## Task to carry out
Leave out the images; return the rest of the data exactly.

○ ○ ○

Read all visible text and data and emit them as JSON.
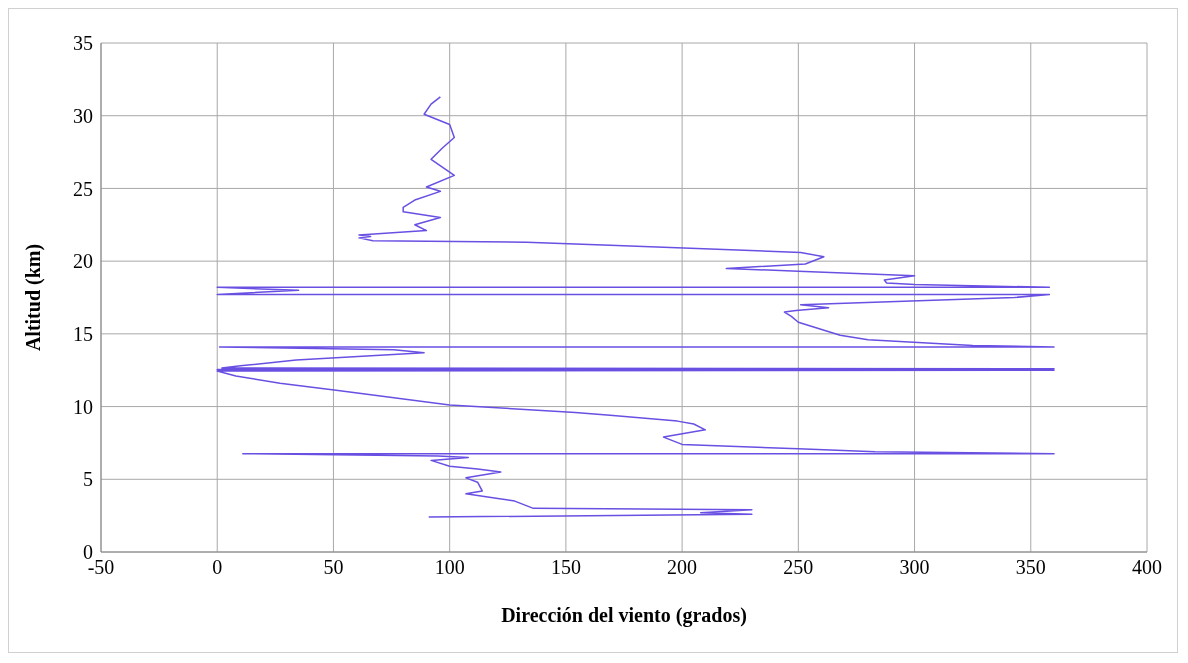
{
  "chart_data": {
    "type": "line",
    "xlabel": "Dirección del viento (grados)",
    "ylabel": "Altitud (km)",
    "color": "#6a4fe3",
    "marker": "none",
    "grid": true,
    "xlim": [
      -50,
      400
    ],
    "xticks": [
      -50,
      0,
      50,
      100,
      150,
      200,
      250,
      300,
      350,
      400
    ],
    "ylim": [
      0,
      35
    ],
    "yticks": [
      0,
      5,
      10,
      15,
      20,
      25,
      30,
      35
    ],
    "x": [
      91,
      230,
      208,
      230,
      136,
      128,
      120,
      107,
      114,
      112,
      107,
      122,
      112,
      100,
      92,
      108,
      95,
      11,
      360,
      283,
      250,
      200,
      192,
      210,
      205,
      198,
      169,
      154,
      100,
      52,
      27,
      8,
      0,
      360,
      0,
      360,
      2,
      10,
      34,
      89,
      76,
      1,
      360,
      325,
      280,
      268,
      250,
      247,
      244,
      249,
      263,
      251,
      343,
      358,
      0,
      35,
      0,
      358,
      300,
      288,
      287,
      300,
      250,
      219,
      253,
      261,
      251,
      169,
      133,
      67,
      61,
      66,
      61,
      90,
      85,
      96,
      80,
      80,
      85,
      96,
      90,
      102,
      92,
      97,
      102,
      100,
      89,
      92,
      96
    ],
    "values": [
      2.4,
      2.6,
      2.7,
      2.9,
      3.0,
      3.5,
      3.7,
      4.0,
      4.2,
      4.8,
      5.1,
      5.5,
      5.7,
      5.9,
      6.3,
      6.5,
      6.6,
      6.76,
      6.76,
      6.9,
      7.1,
      7.4,
      7.9,
      8.4,
      8.8,
      9.0,
      9.4,
      9.6,
      10.1,
      11.1,
      11.6,
      12.1,
      12.45,
      12.5,
      12.55,
      12.6,
      12.65,
      12.8,
      13.2,
      13.7,
      13.9,
      14.1,
      14.1,
      14.2,
      14.6,
      14.9,
      15.8,
      16.2,
      16.5,
      16.6,
      16.8,
      17.0,
      17.5,
      17.7,
      17.7,
      18.0,
      18.2,
      18.2,
      18.4,
      18.5,
      18.7,
      19.0,
      19.3,
      19.5,
      19.8,
      20.3,
      20.6,
      21.1,
      21.3,
      21.4,
      21.6,
      21.7,
      21.8,
      22.1,
      22.5,
      23.0,
      23.4,
      23.7,
      24.2,
      24.8,
      25.1,
      25.9,
      27.0,
      27.8,
      28.5,
      29.4,
      30.1,
      30.8,
      31.3
    ]
  }
}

○ ○ ○

## Solution to this exercise
Read all visible text and data and emit them as JSON.
{
  "chart_data": {
    "type": "line",
    "xlabel": "Dirección del viento (grados)",
    "ylabel": "Altitud (km)",
    "color": "#6a4fe3",
    "marker": "none",
    "grid": true,
    "xlim": [
      -50,
      400
    ],
    "xticks": [
      -50,
      0,
      50,
      100,
      150,
      200,
      250,
      300,
      350,
      400
    ],
    "ylim": [
      0,
      35
    ],
    "yticks": [
      0,
      5,
      10,
      15,
      20,
      25,
      30,
      35
    ],
    "x": [
      91,
      230,
      208,
      230,
      136,
      128,
      120,
      107,
      114,
      112,
      107,
      122,
      112,
      100,
      92,
      108,
      95,
      11,
      360,
      283,
      250,
      200,
      192,
      210,
      205,
      198,
      169,
      154,
      100,
      52,
      27,
      8,
      0,
      360,
      0,
      360,
      2,
      10,
      34,
      89,
      76,
      1,
      360,
      325,
      280,
      268,
      250,
      247,
      244,
      249,
      263,
      251,
      343,
      358,
      0,
      35,
      0,
      358,
      300,
      288,
      287,
      300,
      250,
      219,
      253,
      261,
      251,
      169,
      133,
      67,
      61,
      66,
      61,
      90,
      85,
      96,
      80,
      80,
      85,
      96,
      90,
      102,
      92,
      97,
      102,
      100,
      89,
      92,
      96
    ],
    "values": [
      2.4,
      2.6,
      2.7,
      2.9,
      3.0,
      3.5,
      3.7,
      4.0,
      4.2,
      4.8,
      5.1,
      5.5,
      5.7,
      5.9,
      6.3,
      6.5,
      6.6,
      6.76,
      6.76,
      6.9,
      7.1,
      7.4,
      7.9,
      8.4,
      8.8,
      9.0,
      9.4,
      9.6,
      10.1,
      11.1,
      11.6,
      12.1,
      12.45,
      12.5,
      12.55,
      12.6,
      12.65,
      12.8,
      13.2,
      13.7,
      13.9,
      14.1,
      14.1,
      14.2,
      14.6,
      14.9,
      15.8,
      16.2,
      16.5,
      16.6,
      16.8,
      17.0,
      17.5,
      17.7,
      17.7,
      18.0,
      18.2,
      18.2,
      18.4,
      18.5,
      18.7,
      19.0,
      19.3,
      19.5,
      19.8,
      20.3,
      20.6,
      21.1,
      21.3,
      21.4,
      21.6,
      21.7,
      21.8,
      22.1,
      22.5,
      23.0,
      23.4,
      23.7,
      24.2,
      24.8,
      25.1,
      25.9,
      27.0,
      27.8,
      28.5,
      29.4,
      30.1,
      30.8,
      31.3
    ]
  }
}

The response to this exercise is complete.